Objective:
Reproduce every entry exactly and leave its pictures out.

Provided records:

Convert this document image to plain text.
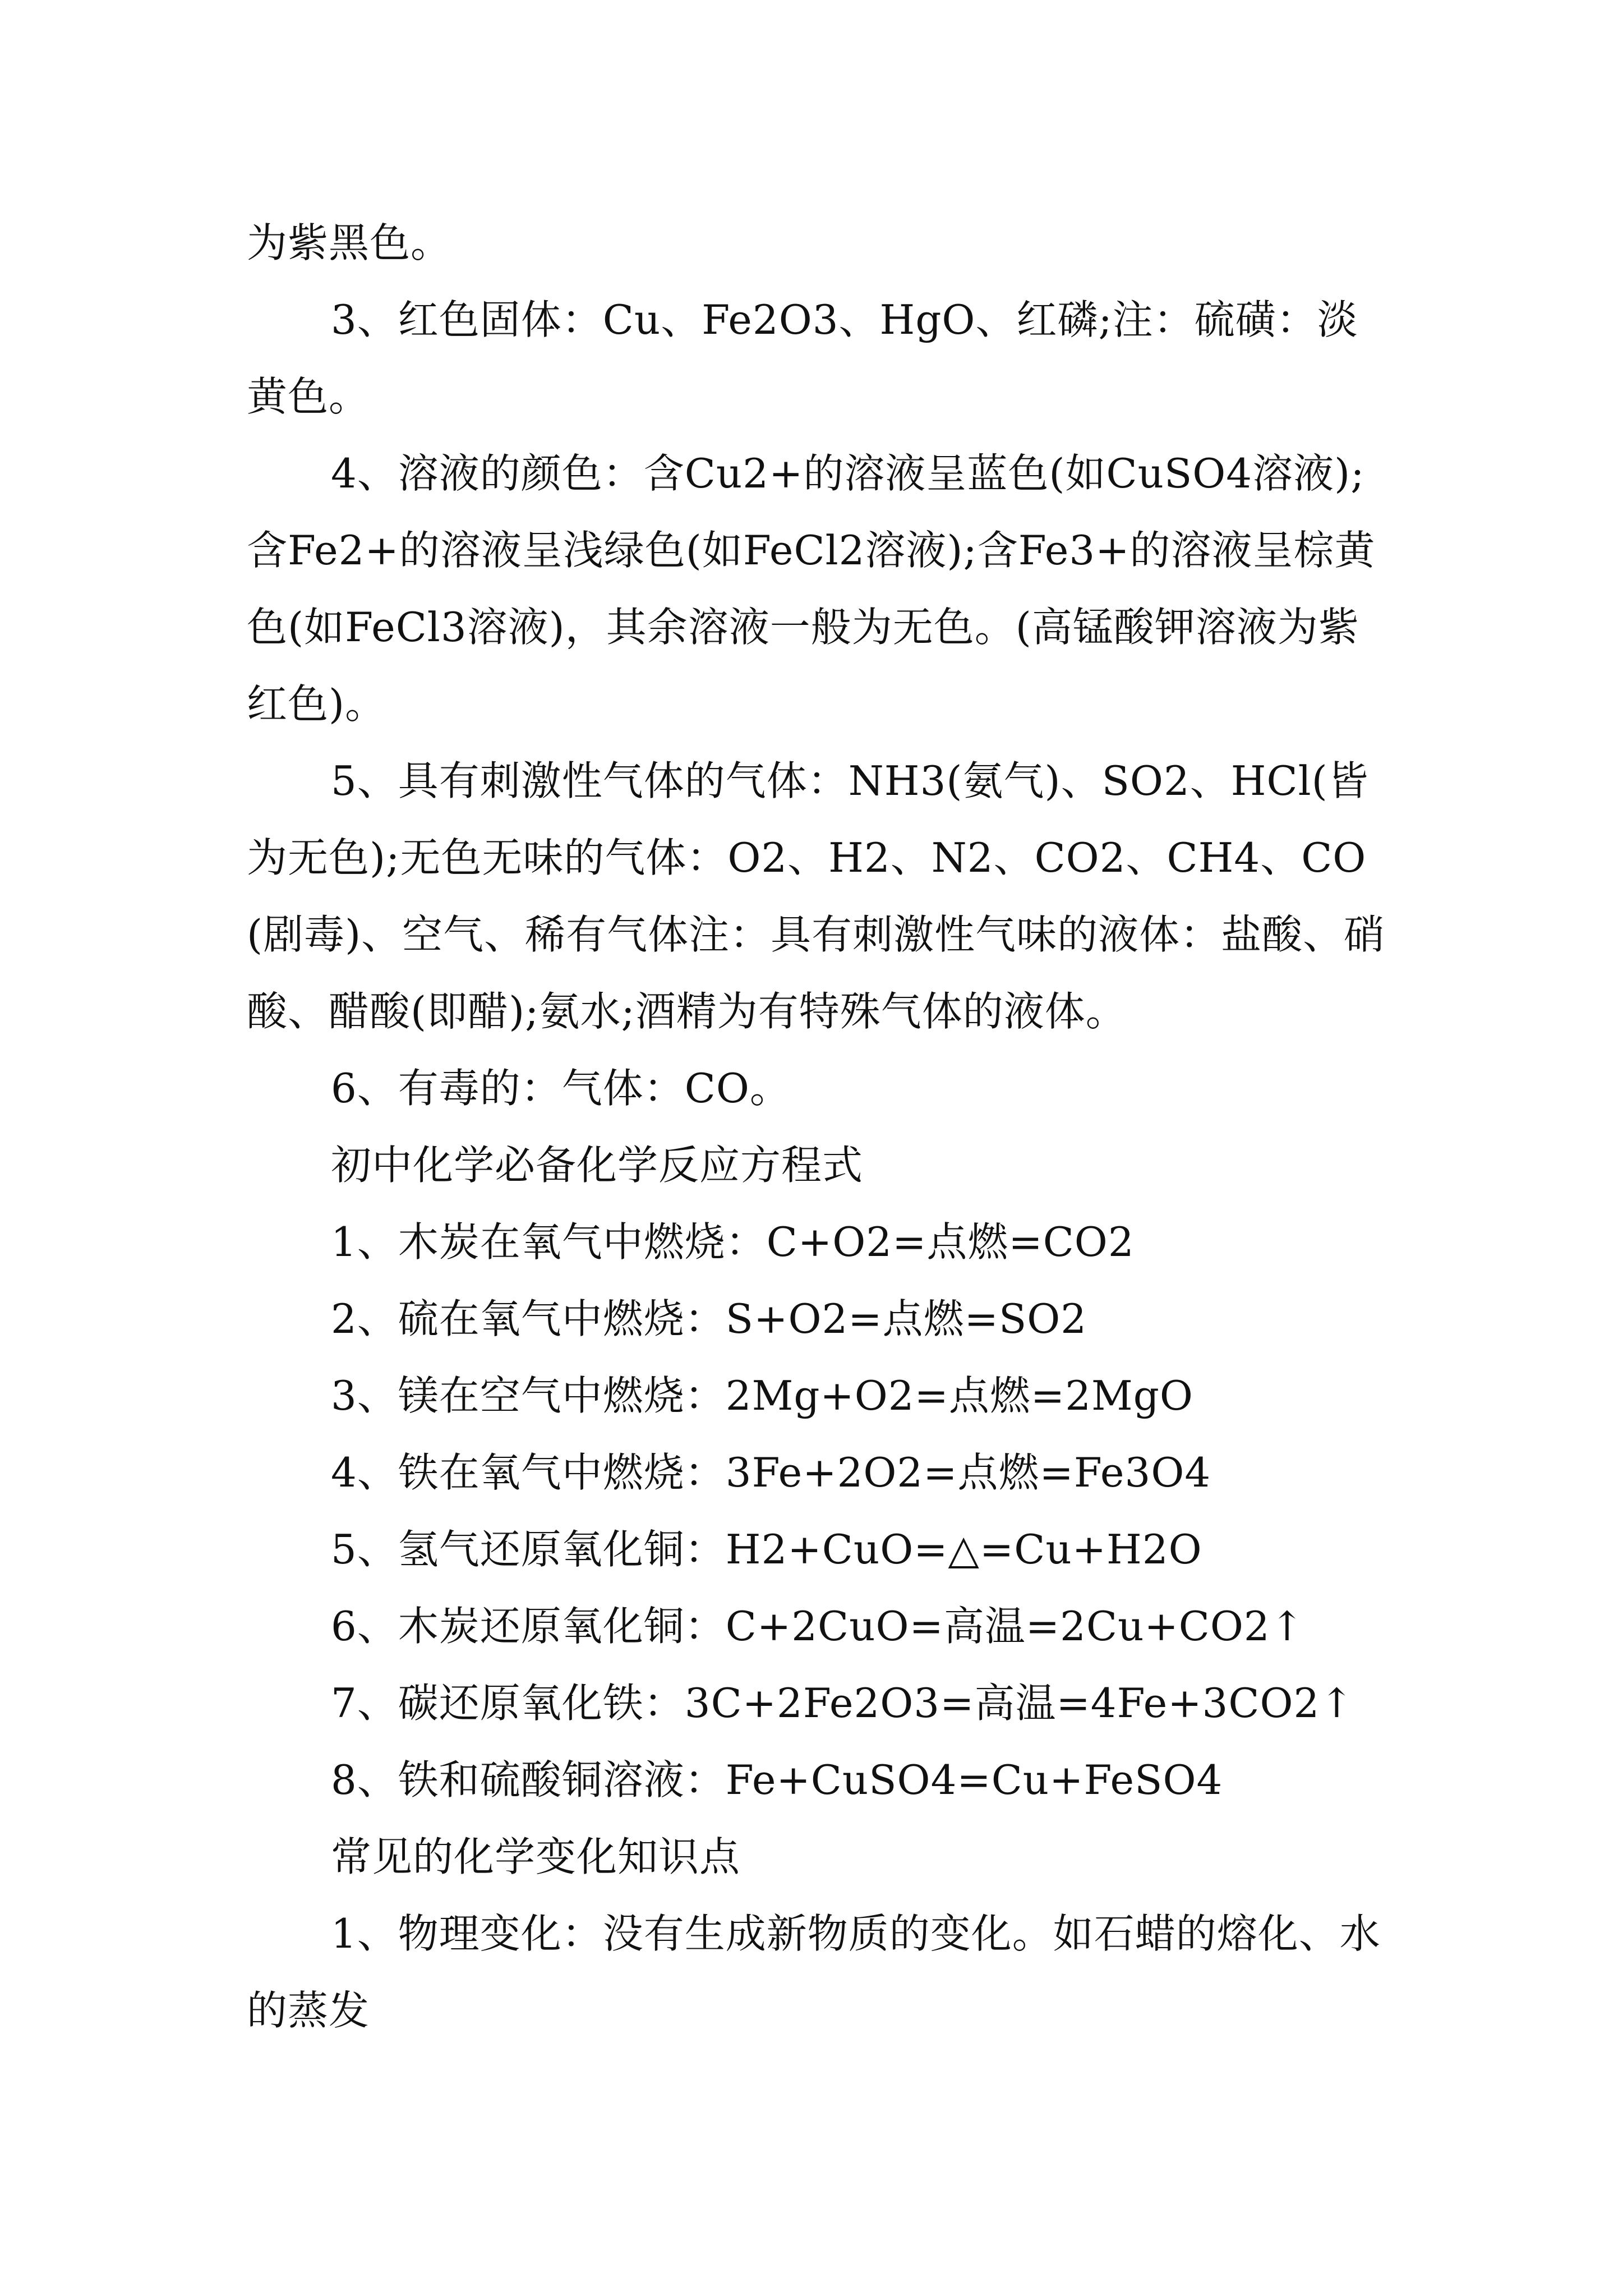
为紫黑色。

3、红色固体：Cu、Fe2O3、HgO、红磷;注：硫磺：淡黄色。

4、溶液的颜色：含Cu2+的溶液呈蓝色(如CuSO4溶液);含Fe2+的溶液呈浅绿色(如FeCl2溶液);含Fe3+的溶液呈棕黄色(如FeCl3溶液)，其余溶液一般为无色。(高锰酸钾溶液为紫红色)。

5、具有刺激性气体的气体：NH3(氨气)、SO2、HCl(皆为无色);无色无味的气体：O2、H2、N2、CO2、CH4、CO(剧毒)、空气、稀有气体注：具有刺激性气味的液体：盐酸、硝酸、醋酸(即醋);氨水;酒精为有特殊气体的液体。

6、有毒的：气体：CO。

初中化学必备化学反应方程式

1、木炭在氧气中燃烧：C+O2=点燃=CO2

2、硫在氧气中燃烧：S+O2=点燃=SO2

3、镁在空气中燃烧：2Mg+O2=点燃=2MgO

4、铁在氧气中燃烧：3Fe+2O2=点燃=Fe3O4

5、氢气还原氧化铜：H2+CuO=△=Cu+H2O

6、木炭还原氧化铜：C+2CuO=高温=2Cu+CO2↑

7、碳还原氧化铁：3C+2Fe2O3=高温=4Fe+3CO2↑

8、铁和硫酸铜溶液：Fe+CuSO4=Cu+FeSO4

常见的化学变化知识点

1、物理变化：没有生成新物质的变化。如石蜡的熔化、水的蒸发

Correct answer:
Convert this document image to plain text.
为紫黑色。

3、红色固体：Cu、Fe2O3、HgO、红磷;注：硫磺：淡黄色。

4、溶液的颜色：含Cu2+的溶液呈蓝色(如CuSO4溶液);含Fe2+的溶液呈浅绿色(如FeCl2溶液);含Fe3+的溶液呈棕黄色(如FeCl3溶液)，其余溶液一般为无色。(高锰酸钾溶液为紫红色)。

5、具有刺激性气体的气体：NH3(氨气)、SO2、HCl(皆为无色);无色无味的气体：O2、H2、N2、CO2、CH4、CO(剧毒)、空气、稀有气体注：具有刺激性气味的液体：盐酸、硝酸、醋酸(即醋);氨水;酒精为有特殊气体的液体。

6、有毒的：气体：CO。

初中化学必备化学反应方程式

1、木炭在氧气中燃烧：C+O2=点燃=CO2

2、硫在氧气中燃烧：S+O2=点燃=SO2

3、镁在空气中燃烧：2Mg+O2=点燃=2MgO

4、铁在氧气中燃烧：3Fe+2O2=点燃=Fe3O4

5、氢气还原氧化铜：H2+CuO=△=Cu+H2O

6、木炭还原氧化铜：C+2CuO=高温=2Cu+CO2↑

7、碳还原氧化铁：3C+2Fe2O3=高温=4Fe+3CO2↑

8、铁和硫酸铜溶液：Fe+CuSO4=Cu+FeSO4

常见的化学变化知识点

1、物理变化：没有生成新物质的变化。如石蜡的熔化、水的蒸发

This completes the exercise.